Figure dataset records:
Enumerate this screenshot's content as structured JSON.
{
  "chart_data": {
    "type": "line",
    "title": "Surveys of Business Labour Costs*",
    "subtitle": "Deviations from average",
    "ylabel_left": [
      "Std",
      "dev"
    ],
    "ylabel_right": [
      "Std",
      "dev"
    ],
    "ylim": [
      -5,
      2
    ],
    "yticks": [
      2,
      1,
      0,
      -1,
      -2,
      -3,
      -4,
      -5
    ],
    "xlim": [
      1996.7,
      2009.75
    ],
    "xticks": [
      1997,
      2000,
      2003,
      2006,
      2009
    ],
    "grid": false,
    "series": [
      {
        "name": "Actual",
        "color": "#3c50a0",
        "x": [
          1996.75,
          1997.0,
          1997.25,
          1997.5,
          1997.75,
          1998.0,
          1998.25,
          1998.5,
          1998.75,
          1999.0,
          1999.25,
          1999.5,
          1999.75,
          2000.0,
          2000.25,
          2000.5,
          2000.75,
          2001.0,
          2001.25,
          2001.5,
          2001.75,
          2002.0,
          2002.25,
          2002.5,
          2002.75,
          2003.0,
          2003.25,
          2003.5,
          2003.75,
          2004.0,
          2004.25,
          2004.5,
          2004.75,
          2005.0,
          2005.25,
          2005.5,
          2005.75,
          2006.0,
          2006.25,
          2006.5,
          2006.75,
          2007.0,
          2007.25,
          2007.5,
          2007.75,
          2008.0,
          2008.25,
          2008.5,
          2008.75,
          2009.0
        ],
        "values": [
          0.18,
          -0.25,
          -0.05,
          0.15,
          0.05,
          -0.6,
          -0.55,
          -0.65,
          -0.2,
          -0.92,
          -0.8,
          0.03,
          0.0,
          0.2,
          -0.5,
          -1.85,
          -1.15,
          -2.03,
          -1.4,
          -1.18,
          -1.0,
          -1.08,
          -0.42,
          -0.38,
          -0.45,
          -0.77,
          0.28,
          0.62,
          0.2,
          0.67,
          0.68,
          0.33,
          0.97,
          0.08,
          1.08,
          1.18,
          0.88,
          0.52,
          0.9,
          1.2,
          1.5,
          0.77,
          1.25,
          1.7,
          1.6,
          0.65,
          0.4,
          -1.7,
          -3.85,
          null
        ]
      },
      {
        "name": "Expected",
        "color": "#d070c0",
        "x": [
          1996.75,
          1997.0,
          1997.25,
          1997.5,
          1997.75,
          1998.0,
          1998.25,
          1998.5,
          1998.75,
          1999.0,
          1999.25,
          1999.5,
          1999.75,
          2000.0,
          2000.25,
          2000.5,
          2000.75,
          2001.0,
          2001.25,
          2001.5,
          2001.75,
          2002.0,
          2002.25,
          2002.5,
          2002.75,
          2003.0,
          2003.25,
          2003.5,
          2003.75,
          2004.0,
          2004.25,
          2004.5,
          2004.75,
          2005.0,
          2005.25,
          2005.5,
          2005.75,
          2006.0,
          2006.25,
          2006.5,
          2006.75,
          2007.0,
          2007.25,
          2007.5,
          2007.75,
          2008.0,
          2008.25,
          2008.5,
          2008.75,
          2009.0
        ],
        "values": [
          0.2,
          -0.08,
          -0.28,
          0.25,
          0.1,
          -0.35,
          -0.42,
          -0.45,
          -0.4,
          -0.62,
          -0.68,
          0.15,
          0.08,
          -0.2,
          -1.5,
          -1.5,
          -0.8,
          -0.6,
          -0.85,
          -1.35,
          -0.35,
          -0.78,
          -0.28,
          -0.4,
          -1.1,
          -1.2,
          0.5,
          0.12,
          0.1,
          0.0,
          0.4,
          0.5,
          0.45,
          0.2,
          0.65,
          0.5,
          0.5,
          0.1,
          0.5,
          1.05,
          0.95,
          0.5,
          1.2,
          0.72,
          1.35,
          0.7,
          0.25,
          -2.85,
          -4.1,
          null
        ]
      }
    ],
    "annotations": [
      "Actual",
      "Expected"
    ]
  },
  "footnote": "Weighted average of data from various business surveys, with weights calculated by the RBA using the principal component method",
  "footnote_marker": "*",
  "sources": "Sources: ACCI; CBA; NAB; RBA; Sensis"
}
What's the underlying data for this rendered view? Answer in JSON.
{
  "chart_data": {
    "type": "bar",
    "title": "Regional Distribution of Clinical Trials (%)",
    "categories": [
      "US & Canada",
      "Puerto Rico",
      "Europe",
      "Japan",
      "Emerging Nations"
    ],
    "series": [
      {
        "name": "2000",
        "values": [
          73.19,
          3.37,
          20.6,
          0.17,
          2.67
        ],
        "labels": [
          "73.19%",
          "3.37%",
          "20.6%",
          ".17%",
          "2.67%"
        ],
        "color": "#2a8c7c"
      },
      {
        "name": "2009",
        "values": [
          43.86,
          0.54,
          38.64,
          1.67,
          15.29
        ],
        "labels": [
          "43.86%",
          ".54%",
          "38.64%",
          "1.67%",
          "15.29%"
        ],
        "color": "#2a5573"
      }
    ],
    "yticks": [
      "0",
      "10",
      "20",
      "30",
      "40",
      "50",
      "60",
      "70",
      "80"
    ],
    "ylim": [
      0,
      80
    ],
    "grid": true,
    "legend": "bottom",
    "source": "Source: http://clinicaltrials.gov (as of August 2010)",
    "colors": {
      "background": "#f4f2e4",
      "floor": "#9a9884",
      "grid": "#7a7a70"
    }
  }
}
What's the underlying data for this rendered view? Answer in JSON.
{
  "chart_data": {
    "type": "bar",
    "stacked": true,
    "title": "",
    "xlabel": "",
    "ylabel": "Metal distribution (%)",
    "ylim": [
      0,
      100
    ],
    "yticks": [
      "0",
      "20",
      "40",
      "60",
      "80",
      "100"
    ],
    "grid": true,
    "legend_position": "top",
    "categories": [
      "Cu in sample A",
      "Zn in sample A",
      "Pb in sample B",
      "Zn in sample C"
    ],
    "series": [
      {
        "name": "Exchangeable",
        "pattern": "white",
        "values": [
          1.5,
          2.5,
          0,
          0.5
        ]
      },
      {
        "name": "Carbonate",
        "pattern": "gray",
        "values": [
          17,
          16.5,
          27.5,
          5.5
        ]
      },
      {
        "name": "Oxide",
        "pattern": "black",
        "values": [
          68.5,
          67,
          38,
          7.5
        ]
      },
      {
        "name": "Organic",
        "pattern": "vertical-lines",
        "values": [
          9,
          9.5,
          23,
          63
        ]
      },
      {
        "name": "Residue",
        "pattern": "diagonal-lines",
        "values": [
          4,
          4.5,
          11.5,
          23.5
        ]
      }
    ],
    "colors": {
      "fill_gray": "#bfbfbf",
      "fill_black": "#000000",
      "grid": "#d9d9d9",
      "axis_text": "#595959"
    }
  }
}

What you are asked to do
Every line of the data above should be reproduced word for word.

Task solution
Enumerate this screenshot's content as structured JSON.
{
  "chart_data": {
    "type": "line",
    "title": "Surveys of Business Labour Costs*",
    "subtitle": "Deviations from average",
    "ylabel_left": [
      "Std",
      "dev"
    ],
    "ylabel_right": [
      "Std",
      "dev"
    ],
    "ylim": [
      -5,
      2
    ],
    "yticks": [
      2,
      1,
      0,
      -1,
      -2,
      -3,
      -4,
      -5
    ],
    "xlim": [
      1996.7,
      2009.75
    ],
    "xticks": [
      1997,
      2000,
      2003,
      2006,
      2009
    ],
    "grid": false,
    "series": [
      {
        "name": "Actual",
        "color": "#3c50a0",
        "x": [
          1996.75,
          1997.0,
          1997.25,
          1997.5,
          1997.75,
          1998.0,
          1998.25,
          1998.5,
          1998.75,
          1999.0,
          1999.25,
          1999.5,
          1999.75,
          2000.0,
          2000.25,
          2000.5,
          2000.75,
          2001.0,
          2001.25,
          2001.5,
          2001.75,
          2002.0,
          2002.25,
          2002.5,
          2002.75,
          2003.0,
          2003.25,
          2003.5,
          2003.75,
          2004.0,
          2004.25,
          2004.5,
          2004.75,
          2005.0,
          2005.25,
          2005.5,
          2005.75,
          2006.0,
          2006.25,
          2006.5,
          2006.75,
          2007.0,
          2007.25,
          2007.5,
          2007.75,
          2008.0,
          2008.25,
          2008.5,
          2008.75,
          2009.0
        ],
        "values": [
          0.18,
          -0.25,
          -0.05,
          0.15,
          0.05,
          -0.6,
          -0.55,
          -0.65,
          -0.2,
          -0.92,
          -0.8,
          0.03,
          0.0,
          0.2,
          -0.5,
          -1.85,
          -1.15,
          -2.03,
          -1.4,
          -1.18,
          -1.0,
          -1.08,
          -0.42,
          -0.38,
          -0.45,
          -0.77,
          0.28,
          0.62,
          0.2,
          0.67,
          0.68,
          0.33,
          0.97,
          0.08,
          1.08,
          1.18,
          0.88,
          0.52,
          0.9,
          1.2,
          1.5,
          0.77,
          1.25,
          1.7,
          1.6,
          0.65,
          0.4,
          -1.7,
          -3.85,
          null
        ]
      },
      {
        "name": "Expected",
        "color": "#d070c0",
        "x": [
          1996.75,
          1997.0,
          1997.25,
          1997.5,
          1997.75,
          1998.0,
          1998.25,
          1998.5,
          1998.75,
          1999.0,
          1999.25,
          1999.5,
          1999.75,
          2000.0,
          2000.25,
          2000.5,
          2000.75,
          2001.0,
          2001.25,
          2001.5,
          2001.75,
          2002.0,
          2002.25,
          2002.5,
          2002.75,
          2003.0,
          2003.25,
          2003.5,
          2003.75,
          2004.0,
          2004.25,
          2004.5,
          2004.75,
          2005.0,
          2005.25,
          2005.5,
          2005.75,
          2006.0,
          2006.25,
          2006.5,
          2006.75,
          2007.0,
          2007.25,
          2007.5,
          2007.75,
          2008.0,
          2008.25,
          2008.5,
          2008.75,
          2009.0
        ],
        "values": [
          0.2,
          -0.08,
          -0.28,
          0.25,
          0.1,
          -0.35,
          -0.42,
          -0.45,
          -0.4,
          -0.62,
          -0.68,
          0.15,
          0.08,
          -0.2,
          -1.5,
          -1.5,
          -0.8,
          -0.6,
          -0.85,
          -1.35,
          -0.35,
          -0.78,
          -0.28,
          -0.4,
          -1.1,
          -1.2,
          0.5,
          0.12,
          0.1,
          0.0,
          0.4,
          0.5,
          0.45,
          0.2,
          0.65,
          0.5,
          0.5,
          0.1,
          0.5,
          1.05,
          0.95,
          0.5,
          1.2,
          0.72,
          1.35,
          0.7,
          0.25,
          -2.85,
          -4.1,
          null
        ]
      }
    ],
    "annotations": [
      "Actual",
      "Expected"
    ]
  },
  "footnote": "Weighted average of data from various business surveys, with weights calculated by the RBA using the principal component method",
  "footnote_marker": "*",
  "sources": "Sources: ACCI; CBA; NAB; RBA; Sensis"
}
What's the underlying data for this rendered view? Answer in JSON.
{
  "chart_data": {
    "type": "bar",
    "title": "Regional Distribution of Clinical Trials (%)",
    "categories": [
      "US & Canada",
      "Puerto Rico",
      "Europe",
      "Japan",
      "Emerging Nations"
    ],
    "series": [
      {
        "name": "2000",
        "values": [
          73.19,
          3.37,
          20.6,
          0.17,
          2.67
        ],
        "labels": [
          "73.19%",
          "3.37%",
          "20.6%",
          ".17%",
          "2.67%"
        ],
        "color": "#2a8c7c"
      },
      {
        "name": "2009",
        "values": [
          43.86,
          0.54,
          38.64,
          1.67,
          15.29
        ],
        "labels": [
          "43.86%",
          ".54%",
          "38.64%",
          "1.67%",
          "15.29%"
        ],
        "color": "#2a5573"
      }
    ],
    "yticks": [
      "0",
      "10",
      "20",
      "30",
      "40",
      "50",
      "60",
      "70",
      "80"
    ],
    "ylim": [
      0,
      80
    ],
    "grid": true,
    "legend": "bottom",
    "source": "Source: http://clinicaltrials.gov (as of August 2010)",
    "colors": {
      "background": "#f4f2e4",
      "floor": "#9a9884",
      "grid": "#7a7a70"
    }
  }
}
What's the underlying data for this rendered view? Answer in JSON.
{
  "chart_data": {
    "type": "bar",
    "stacked": true,
    "title": "",
    "xlabel": "",
    "ylabel": "Metal distribution (%)",
    "ylim": [
      0,
      100
    ],
    "yticks": [
      "0",
      "20",
      "40",
      "60",
      "80",
      "100"
    ],
    "grid": true,
    "legend_position": "top",
    "categories": [
      "Cu in sample A",
      "Zn in sample A",
      "Pb in sample B",
      "Zn in sample C"
    ],
    "series": [
      {
        "name": "Exchangeable",
        "pattern": "white",
        "values": [
          1.5,
          2.5,
          0,
          0.5
        ]
      },
      {
        "name": "Carbonate",
        "pattern": "gray",
        "values": [
          17,
          16.5,
          27.5,
          5.5
        ]
      },
      {
        "name": "Oxide",
        "pattern": "black",
        "values": [
          68.5,
          67,
          38,
          7.5
        ]
      },
      {
        "name": "Organic",
        "pattern": "vertical-lines",
        "values": [
          9,
          9.5,
          23,
          63
        ]
      },
      {
        "name": "Residue",
        "pattern": "diagonal-lines",
        "values": [
          4,
          4.5,
          11.5,
          23.5
        ]
      }
    ],
    "colors": {
      "fill_gray": "#bfbfbf",
      "fill_black": "#000000",
      "grid": "#d9d9d9",
      "axis_text": "#595959"
    }
  }
}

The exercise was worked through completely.